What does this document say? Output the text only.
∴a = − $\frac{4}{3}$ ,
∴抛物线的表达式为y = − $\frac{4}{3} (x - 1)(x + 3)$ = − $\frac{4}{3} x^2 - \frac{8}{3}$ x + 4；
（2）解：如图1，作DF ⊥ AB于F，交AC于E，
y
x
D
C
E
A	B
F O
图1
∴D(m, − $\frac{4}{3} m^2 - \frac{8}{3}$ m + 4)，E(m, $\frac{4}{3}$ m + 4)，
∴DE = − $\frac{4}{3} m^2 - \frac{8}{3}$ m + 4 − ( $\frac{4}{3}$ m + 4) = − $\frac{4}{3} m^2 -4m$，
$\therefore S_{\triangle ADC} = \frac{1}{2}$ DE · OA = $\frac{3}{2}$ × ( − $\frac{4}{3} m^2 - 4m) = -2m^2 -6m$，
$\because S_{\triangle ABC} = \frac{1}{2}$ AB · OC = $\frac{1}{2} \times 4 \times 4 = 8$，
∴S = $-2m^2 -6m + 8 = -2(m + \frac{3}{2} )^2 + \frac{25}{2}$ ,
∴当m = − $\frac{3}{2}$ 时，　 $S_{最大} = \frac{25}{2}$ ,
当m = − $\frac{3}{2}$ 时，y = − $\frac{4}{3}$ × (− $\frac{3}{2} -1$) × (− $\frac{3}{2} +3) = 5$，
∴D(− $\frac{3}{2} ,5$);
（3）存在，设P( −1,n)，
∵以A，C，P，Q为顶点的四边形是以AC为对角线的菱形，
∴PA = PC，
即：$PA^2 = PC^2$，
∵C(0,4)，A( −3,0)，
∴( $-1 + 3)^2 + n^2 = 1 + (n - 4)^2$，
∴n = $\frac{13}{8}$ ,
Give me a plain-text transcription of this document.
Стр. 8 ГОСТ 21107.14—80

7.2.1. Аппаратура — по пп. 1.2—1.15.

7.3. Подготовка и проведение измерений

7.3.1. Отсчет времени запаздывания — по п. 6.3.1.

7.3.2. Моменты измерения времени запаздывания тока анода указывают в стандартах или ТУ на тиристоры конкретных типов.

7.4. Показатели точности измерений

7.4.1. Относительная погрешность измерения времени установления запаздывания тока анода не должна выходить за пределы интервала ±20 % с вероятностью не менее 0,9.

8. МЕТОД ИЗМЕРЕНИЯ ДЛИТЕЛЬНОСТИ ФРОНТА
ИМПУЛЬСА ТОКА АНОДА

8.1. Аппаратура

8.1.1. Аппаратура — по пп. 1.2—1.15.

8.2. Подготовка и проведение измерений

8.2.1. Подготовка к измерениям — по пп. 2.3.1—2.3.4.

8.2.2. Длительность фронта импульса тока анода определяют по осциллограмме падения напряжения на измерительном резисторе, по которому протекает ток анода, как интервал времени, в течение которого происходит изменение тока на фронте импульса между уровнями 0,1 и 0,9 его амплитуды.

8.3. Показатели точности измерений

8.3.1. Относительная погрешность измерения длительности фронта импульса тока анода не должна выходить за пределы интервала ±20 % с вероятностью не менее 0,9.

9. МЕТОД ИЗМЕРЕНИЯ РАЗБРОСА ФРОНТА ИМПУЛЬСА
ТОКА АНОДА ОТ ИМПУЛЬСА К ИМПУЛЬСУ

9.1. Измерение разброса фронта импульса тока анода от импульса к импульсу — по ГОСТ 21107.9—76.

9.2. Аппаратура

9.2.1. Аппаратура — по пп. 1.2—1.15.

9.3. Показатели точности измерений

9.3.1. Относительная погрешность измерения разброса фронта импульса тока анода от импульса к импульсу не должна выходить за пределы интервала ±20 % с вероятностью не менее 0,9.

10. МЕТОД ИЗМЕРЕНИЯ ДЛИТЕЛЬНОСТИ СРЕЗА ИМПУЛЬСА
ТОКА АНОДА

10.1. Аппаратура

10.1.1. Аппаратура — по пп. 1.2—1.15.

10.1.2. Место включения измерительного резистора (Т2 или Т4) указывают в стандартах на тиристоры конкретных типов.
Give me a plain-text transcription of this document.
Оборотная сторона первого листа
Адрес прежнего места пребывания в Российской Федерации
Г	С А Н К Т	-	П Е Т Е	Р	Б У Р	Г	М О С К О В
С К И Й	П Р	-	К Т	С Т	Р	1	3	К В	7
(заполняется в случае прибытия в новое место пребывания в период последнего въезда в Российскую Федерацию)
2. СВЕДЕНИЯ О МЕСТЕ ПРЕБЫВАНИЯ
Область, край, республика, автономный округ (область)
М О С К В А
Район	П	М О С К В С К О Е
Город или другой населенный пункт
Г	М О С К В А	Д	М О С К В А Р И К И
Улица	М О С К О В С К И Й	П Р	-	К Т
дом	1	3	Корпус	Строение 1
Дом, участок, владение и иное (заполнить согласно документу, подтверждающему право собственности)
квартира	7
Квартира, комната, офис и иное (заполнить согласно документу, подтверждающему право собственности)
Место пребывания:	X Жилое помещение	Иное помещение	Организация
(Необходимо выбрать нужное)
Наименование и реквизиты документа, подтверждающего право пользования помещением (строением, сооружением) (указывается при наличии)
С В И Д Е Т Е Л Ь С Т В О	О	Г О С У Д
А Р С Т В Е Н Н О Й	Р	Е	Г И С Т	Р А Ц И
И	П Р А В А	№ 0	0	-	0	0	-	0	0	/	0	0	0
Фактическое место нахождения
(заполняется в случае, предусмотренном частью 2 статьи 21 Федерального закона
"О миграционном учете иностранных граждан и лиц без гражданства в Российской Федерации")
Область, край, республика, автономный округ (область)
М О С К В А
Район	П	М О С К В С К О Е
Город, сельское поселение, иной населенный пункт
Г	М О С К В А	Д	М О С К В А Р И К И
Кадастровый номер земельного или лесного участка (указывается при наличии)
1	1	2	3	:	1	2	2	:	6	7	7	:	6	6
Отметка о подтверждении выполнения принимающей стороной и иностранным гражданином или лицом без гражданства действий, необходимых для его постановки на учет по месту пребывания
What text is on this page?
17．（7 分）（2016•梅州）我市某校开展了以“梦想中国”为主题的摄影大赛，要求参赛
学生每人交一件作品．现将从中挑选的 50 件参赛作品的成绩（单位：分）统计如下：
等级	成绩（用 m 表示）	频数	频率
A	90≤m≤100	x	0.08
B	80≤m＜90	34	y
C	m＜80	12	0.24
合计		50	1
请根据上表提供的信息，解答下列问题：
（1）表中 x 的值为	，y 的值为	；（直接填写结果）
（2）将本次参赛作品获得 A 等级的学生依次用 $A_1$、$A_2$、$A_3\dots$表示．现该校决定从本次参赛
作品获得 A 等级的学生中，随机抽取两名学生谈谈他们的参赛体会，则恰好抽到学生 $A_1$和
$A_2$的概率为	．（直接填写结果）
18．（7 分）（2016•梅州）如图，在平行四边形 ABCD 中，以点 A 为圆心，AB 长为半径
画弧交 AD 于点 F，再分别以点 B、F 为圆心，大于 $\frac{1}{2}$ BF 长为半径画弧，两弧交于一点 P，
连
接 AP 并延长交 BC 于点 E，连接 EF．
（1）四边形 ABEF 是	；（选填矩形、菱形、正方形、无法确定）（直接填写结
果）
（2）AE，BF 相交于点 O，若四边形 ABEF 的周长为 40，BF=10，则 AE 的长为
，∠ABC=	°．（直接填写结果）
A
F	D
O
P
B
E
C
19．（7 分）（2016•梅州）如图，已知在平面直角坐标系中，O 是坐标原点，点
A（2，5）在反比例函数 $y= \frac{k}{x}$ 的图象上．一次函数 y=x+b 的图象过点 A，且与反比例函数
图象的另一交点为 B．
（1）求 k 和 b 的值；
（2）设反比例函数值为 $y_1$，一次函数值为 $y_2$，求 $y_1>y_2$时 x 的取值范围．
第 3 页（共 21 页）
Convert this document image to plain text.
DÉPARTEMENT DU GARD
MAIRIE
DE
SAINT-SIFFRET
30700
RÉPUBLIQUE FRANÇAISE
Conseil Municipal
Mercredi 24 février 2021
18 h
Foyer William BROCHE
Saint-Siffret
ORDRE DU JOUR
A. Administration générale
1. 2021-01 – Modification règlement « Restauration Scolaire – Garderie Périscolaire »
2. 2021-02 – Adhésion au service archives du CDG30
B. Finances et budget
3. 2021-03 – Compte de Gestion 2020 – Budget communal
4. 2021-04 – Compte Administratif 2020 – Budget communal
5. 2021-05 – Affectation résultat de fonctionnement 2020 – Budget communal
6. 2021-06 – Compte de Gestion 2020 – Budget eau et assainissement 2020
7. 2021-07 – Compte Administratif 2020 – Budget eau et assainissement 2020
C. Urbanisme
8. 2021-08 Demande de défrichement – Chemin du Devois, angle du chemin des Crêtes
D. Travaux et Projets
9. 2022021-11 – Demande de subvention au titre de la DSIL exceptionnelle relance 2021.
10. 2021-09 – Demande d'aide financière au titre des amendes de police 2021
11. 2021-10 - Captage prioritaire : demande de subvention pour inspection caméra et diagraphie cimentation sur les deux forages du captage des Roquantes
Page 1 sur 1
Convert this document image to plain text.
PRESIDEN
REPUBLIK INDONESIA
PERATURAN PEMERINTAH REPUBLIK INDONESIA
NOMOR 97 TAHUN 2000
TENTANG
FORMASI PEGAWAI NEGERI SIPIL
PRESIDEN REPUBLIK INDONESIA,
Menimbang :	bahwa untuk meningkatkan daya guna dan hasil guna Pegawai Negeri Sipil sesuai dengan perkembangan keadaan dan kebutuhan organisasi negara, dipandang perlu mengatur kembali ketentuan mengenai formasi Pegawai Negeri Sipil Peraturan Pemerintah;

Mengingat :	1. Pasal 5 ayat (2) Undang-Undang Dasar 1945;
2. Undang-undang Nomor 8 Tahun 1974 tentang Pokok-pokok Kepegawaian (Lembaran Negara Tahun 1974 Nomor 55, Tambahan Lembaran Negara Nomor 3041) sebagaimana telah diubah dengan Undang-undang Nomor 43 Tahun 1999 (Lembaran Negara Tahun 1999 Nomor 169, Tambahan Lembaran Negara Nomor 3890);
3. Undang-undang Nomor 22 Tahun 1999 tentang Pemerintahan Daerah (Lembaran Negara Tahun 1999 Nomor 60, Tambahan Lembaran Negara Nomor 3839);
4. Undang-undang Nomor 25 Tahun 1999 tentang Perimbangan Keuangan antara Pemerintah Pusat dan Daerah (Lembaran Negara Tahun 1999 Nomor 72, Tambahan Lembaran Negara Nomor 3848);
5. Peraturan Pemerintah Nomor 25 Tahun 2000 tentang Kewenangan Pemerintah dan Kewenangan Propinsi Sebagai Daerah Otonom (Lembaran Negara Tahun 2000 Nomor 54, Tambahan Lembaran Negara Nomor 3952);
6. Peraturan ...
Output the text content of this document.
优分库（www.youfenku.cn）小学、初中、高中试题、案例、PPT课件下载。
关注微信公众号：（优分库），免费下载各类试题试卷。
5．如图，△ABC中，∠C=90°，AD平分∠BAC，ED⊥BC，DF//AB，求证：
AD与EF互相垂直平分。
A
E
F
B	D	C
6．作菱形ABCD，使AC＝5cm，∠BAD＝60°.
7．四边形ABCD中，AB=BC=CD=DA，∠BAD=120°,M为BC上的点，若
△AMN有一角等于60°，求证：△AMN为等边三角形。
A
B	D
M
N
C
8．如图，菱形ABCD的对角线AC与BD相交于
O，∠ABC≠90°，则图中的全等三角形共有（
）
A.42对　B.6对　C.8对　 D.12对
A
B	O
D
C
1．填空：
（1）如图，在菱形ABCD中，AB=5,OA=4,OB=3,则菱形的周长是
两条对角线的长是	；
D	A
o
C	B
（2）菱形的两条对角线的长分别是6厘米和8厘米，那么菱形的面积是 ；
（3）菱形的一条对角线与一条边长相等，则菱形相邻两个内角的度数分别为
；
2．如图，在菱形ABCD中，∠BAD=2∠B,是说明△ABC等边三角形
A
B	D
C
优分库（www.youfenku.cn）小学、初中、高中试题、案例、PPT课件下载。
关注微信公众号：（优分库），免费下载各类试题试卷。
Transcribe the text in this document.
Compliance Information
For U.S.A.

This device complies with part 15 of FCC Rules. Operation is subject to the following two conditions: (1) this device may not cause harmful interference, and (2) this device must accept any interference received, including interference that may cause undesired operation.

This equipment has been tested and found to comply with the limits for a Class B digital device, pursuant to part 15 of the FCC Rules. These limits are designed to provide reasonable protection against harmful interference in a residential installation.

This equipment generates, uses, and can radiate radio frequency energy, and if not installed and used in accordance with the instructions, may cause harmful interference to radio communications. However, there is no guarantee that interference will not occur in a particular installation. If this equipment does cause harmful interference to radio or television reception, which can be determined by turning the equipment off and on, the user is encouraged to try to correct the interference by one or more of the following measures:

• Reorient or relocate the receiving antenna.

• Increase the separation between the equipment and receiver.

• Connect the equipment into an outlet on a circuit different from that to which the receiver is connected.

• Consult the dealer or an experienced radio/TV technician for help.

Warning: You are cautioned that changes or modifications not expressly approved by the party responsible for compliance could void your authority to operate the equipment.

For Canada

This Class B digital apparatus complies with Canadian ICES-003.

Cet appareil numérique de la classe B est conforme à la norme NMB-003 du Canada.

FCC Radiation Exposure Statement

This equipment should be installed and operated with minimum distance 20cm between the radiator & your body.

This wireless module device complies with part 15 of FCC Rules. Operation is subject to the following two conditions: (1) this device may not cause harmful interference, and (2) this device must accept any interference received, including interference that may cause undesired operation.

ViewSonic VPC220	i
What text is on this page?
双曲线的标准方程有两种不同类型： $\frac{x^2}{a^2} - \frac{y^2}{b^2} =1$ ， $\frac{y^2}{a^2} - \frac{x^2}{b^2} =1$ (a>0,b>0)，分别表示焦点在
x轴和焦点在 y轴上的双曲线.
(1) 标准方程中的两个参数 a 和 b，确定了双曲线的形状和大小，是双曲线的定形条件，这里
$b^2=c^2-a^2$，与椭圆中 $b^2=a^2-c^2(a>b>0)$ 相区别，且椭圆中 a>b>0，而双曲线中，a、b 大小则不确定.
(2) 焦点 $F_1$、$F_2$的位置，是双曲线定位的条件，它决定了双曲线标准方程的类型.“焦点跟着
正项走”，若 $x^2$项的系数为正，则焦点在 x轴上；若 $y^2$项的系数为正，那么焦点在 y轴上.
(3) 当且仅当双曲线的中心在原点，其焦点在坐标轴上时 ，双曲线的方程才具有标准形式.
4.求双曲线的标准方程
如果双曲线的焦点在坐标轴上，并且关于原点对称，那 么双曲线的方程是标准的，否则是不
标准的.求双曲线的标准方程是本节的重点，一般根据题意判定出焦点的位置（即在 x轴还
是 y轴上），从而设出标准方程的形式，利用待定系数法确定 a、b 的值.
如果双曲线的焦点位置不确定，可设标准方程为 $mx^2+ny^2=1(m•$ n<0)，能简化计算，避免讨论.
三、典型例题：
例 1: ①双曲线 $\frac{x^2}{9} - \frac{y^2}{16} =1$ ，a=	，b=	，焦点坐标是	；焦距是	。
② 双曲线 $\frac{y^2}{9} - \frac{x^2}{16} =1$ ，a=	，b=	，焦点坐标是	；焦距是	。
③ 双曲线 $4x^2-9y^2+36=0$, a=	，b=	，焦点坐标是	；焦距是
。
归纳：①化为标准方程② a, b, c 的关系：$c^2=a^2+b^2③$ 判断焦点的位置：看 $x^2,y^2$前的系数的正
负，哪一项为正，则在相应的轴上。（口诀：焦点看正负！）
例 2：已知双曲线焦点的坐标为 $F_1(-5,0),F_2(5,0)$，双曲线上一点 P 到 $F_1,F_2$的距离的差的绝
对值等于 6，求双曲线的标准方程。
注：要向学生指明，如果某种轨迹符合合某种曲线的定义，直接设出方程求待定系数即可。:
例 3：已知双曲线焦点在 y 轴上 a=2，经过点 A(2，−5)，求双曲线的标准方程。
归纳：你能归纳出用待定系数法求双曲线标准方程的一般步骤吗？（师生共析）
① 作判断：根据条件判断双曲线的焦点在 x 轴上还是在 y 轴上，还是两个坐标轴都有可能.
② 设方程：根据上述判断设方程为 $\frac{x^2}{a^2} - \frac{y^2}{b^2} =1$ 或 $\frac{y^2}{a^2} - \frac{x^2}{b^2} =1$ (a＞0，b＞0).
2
•••
* [TASK PROMPT]: Copy out each line of the records where the string "вероятностью" appears.

* [RESPONSE TO THIS EXERCISE]:
7.4.1. Относительная погрешность измерения времени установления запаздывания тока анода не должна выходить за пределы интервала ±20 % с вероятностью не менее 0,9.
8.3.1. Относительная погрешность измерения длительности фронта импульса тока анода не должна выходить за пределы интервала ±20 % с вероятностью не менее 0,9.
9.3.1. Относительная погрешность измерения разброса фронта импульса тока анода от импульса к импульсу не должна выходить за пределы интервала ±20 % с вероятностью не менее 0,9.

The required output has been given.